— begin Dataset content —

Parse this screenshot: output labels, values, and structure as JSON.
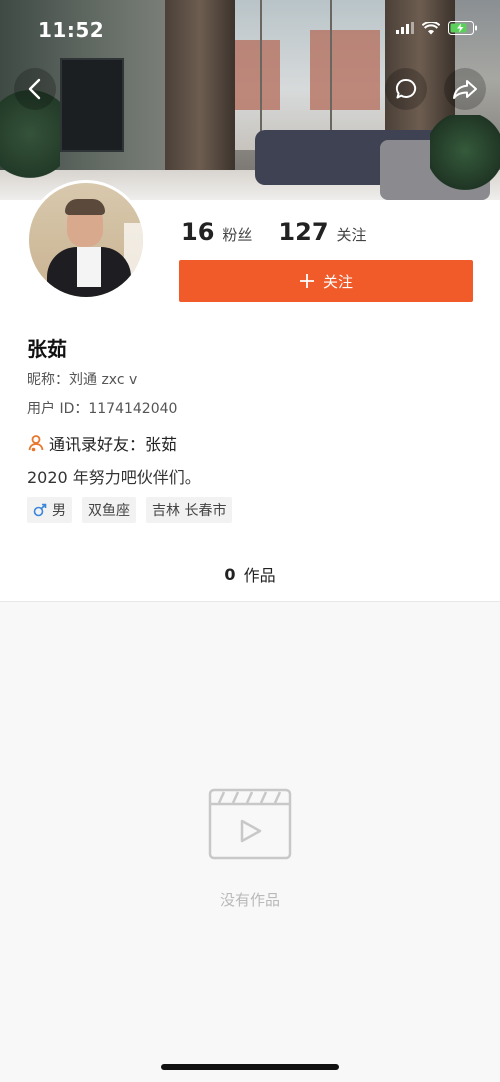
{
  "status_bar": {
    "time": "11:52"
  },
  "profile": {
    "name": "张茹",
    "nickname_label": "昵称：",
    "nickname_value": "刘通 zxc v",
    "user_id_label": "用户 ID：",
    "user_id_value": "1174142040",
    "contact_label": "通讯录好友：",
    "contact_value": "张茹",
    "bio": "2020 年努力吧伙伴们。",
    "tags": [
      "男",
      "双鱼座",
      "吉林 长春市"
    ]
  },
  "stats": {
    "fans_count": "16",
    "fans_label": "粉丝",
    "following_count": "127",
    "following_label": "关注"
  },
  "follow_button": {
    "label": "关注"
  },
  "works": {
    "count": "0",
    "label": "作品",
    "empty_text": "没有作品"
  },
  "colors": {
    "accent": "#f15b2a",
    "male_icon": "#3a86d8",
    "contact_icon": "#e8772e"
  },
  "icons": {
    "back": "back-icon",
    "comment": "comment-icon",
    "share": "share-icon",
    "contact": "contact-icon",
    "male": "male-icon",
    "video": "video-icon"
  }
}
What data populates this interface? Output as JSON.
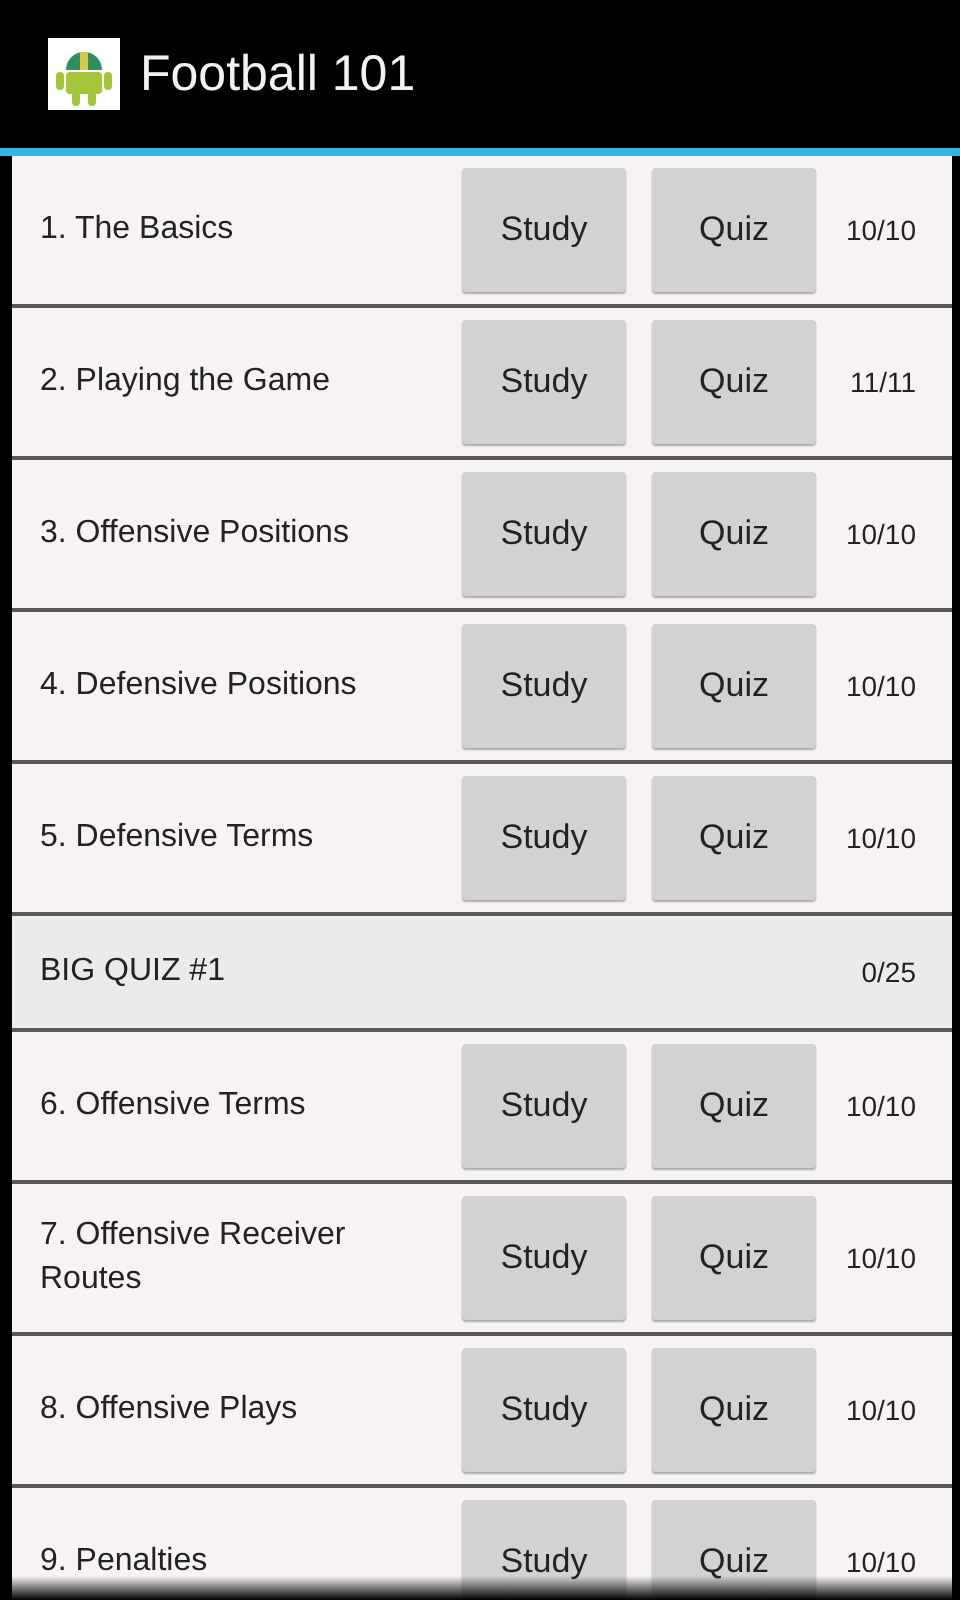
{
  "app_bar": {
    "title": "Football 101"
  },
  "rows": [
    {
      "kind": "lesson",
      "title": "1. The Basics",
      "study": "Study",
      "quiz": "Quiz",
      "score": "10/10"
    },
    {
      "kind": "lesson",
      "title": "2. Playing the Game",
      "study": "Study",
      "quiz": "Quiz",
      "score": "11/11"
    },
    {
      "kind": "lesson",
      "title": "3. Offensive Positions",
      "study": "Study",
      "quiz": "Quiz",
      "score": "10/10"
    },
    {
      "kind": "lesson",
      "title": "4. Defensive Positions",
      "study": "Study",
      "quiz": "Quiz",
      "score": "10/10"
    },
    {
      "kind": "lesson",
      "title": "5. Defensive Terms",
      "study": "Study",
      "quiz": "Quiz",
      "score": "10/10"
    },
    {
      "kind": "big_quiz",
      "title": "BIG QUIZ #1",
      "score": "0/25"
    },
    {
      "kind": "lesson",
      "title": "6. Offensive Terms",
      "study": "Study",
      "quiz": "Quiz",
      "score": "10/10"
    },
    {
      "kind": "lesson",
      "title": "7. Offensive Receiver Routes",
      "study": "Study",
      "quiz": "Quiz",
      "score": "10/10"
    },
    {
      "kind": "lesson",
      "title": "8. Offensive Plays",
      "study": "Study",
      "quiz": "Quiz",
      "score": "10/10"
    },
    {
      "kind": "lesson",
      "title": "9. Penalties",
      "study": "Study",
      "quiz": "Quiz",
      "score": "10/10"
    }
  ]
}
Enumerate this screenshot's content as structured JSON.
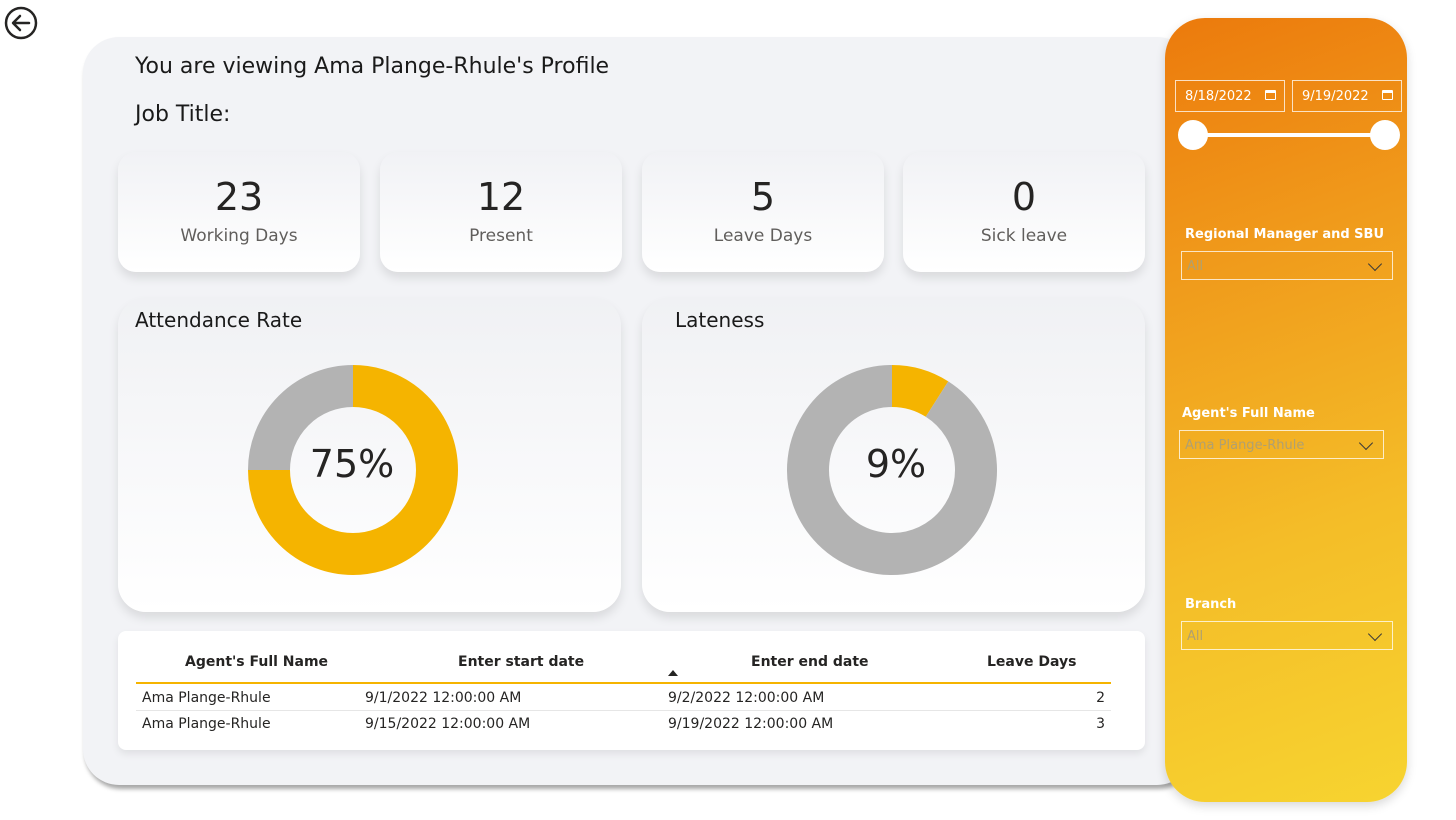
{
  "header": {
    "profile_title": "You are viewing Ama Plange-Rhule's Profile",
    "job_title_label": "Job Title:"
  },
  "kpis": [
    {
      "value": "23",
      "label": "Working Days"
    },
    {
      "value": "12",
      "label": "Present"
    },
    {
      "value": "5",
      "label": "Leave Days"
    },
    {
      "value": "0",
      "label": "Sick leave"
    }
  ],
  "charts": {
    "attendance": {
      "title": "Attendance Rate",
      "center_label": "75%"
    },
    "lateness": {
      "title": "Lateness",
      "center_label": "9%"
    }
  },
  "chart_data": [
    {
      "type": "pie",
      "title": "Attendance Rate",
      "donut": true,
      "slices": [
        {
          "value": 75,
          "color": "#f5b400"
        },
        {
          "value": 25,
          "color": "#b3b3b3"
        }
      ],
      "center_label": "75%"
    },
    {
      "type": "pie",
      "title": "Lateness",
      "donut": true,
      "slices": [
        {
          "value": 9,
          "color": "#f5b400"
        },
        {
          "value": 91,
          "color": "#b3b3b3"
        }
      ],
      "center_label": "9%"
    }
  ],
  "table": {
    "headers": [
      "Agent's Full Name",
      "Enter start date",
      "Enter end date",
      "Leave Days"
    ],
    "rows": [
      [
        "Ama  Plange-Rhule",
        "9/1/2022 12:00:00 AM",
        "9/2/2022 12:00:00 AM",
        "2"
      ],
      [
        "Ama  Plange-Rhule",
        "9/15/2022 12:00:00 AM",
        "9/19/2022 12:00:00 AM",
        "3"
      ]
    ]
  },
  "filters": {
    "start_date": "8/18/2022",
    "end_date": "9/19/2022",
    "regional_label": "Regional Manager and SBU",
    "regional_value": "All",
    "agent_label": "Agent's Full Name",
    "agent_value": "Ama Plange-Rhule",
    "branch_label": "Branch",
    "branch_value": "All"
  },
  "colors": {
    "accent": "#f5b400",
    "secondary": "#b3b3b3",
    "panel_gradient_start": "#ec7a0c",
    "panel_gradient_end": "#f7d430"
  }
}
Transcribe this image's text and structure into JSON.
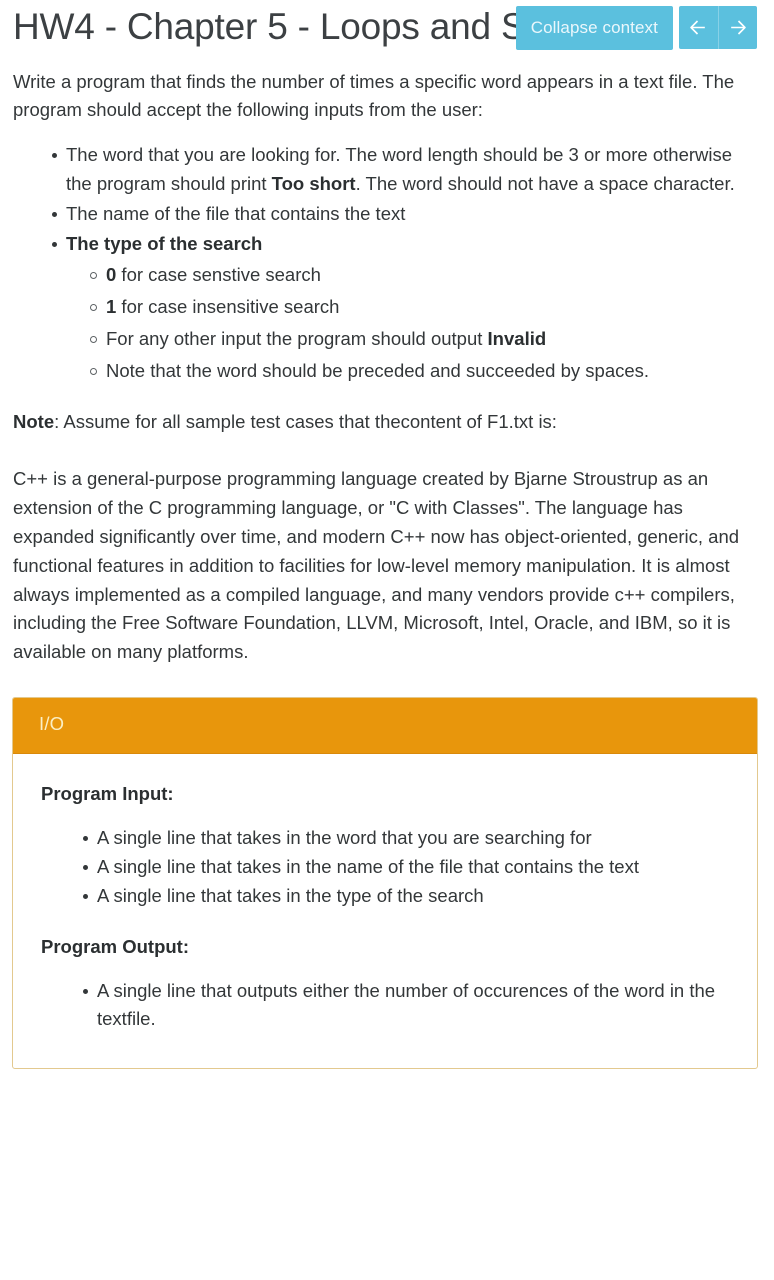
{
  "toolbar": {
    "collapse_label": "Collapse context",
    "prev_icon": "arrow-left-icon",
    "next_icon": "arrow-right-icon",
    "button_color": "#5bc0de",
    "button_text_color": "#eaf7fc"
  },
  "page": {
    "title": "HW4 - Chapter 5 - Loops and Strings",
    "intro": "Write a program that finds the number of times a specific word appears in a text file. The program should accept the following inputs from the user:",
    "requirements": [
      {
        "text_before": "The word that you are looking for. The word length should be 3 or more otherwise the program should print ",
        "bold": "Too short",
        "text_after": ". The word should not have a space character."
      },
      {
        "text_before": "The name of the file that contains the text",
        "bold": "",
        "text_after": ""
      }
    ],
    "search_type_label": "The type of the search",
    "search_type_items": [
      {
        "bold": "0",
        "text": " for case senstive search"
      },
      {
        "bold": "1",
        "text": " for case insensitive search"
      },
      {
        "bold": "",
        "text": "For any other input the program should output ",
        "bold_after": "Invalid"
      },
      {
        "bold": "",
        "text": "Note that the word should be preceded and succeeded by spaces."
      }
    ],
    "note_label": "Note",
    "note_text": ": Assume for all sample test cases that thecontent of F1.txt is:",
    "quote": "C++ is a general-purpose programming language created by Bjarne Stroustrup as an extension of the C programming language, or \"C with Classes\". The language has expanded significantly over time, and modern C++ now has object-oriented, generic, and functional features in addition to facilities for low-level memory manipulation. It is almost always implemented as a compiled language, and many vendors provide c++ compilers, including the Free Software Foundation, LLVM, Microsoft, Intel, Oracle, and IBM, so it is available on many platforms."
  },
  "io_panel": {
    "header_title": "I/O",
    "header_color": "#e8960c",
    "header_text_color": "#fbefc4",
    "border_color": "#e3c98f",
    "input_heading": "Program Input:",
    "input_items": [
      "A single line that takes in the word that you are searching for",
      "A single line that takes in the name of the file that contains the text",
      "A single line that takes in the type of the search"
    ],
    "output_heading": "Program Output:",
    "output_items": [
      "A single line that outputs either the number of occurences of the word in the textfile."
    ]
  }
}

— end Dataset content —

◆ **Required work**
Write only the number of lines in the data above that include "this".

◆ **Written solution**
4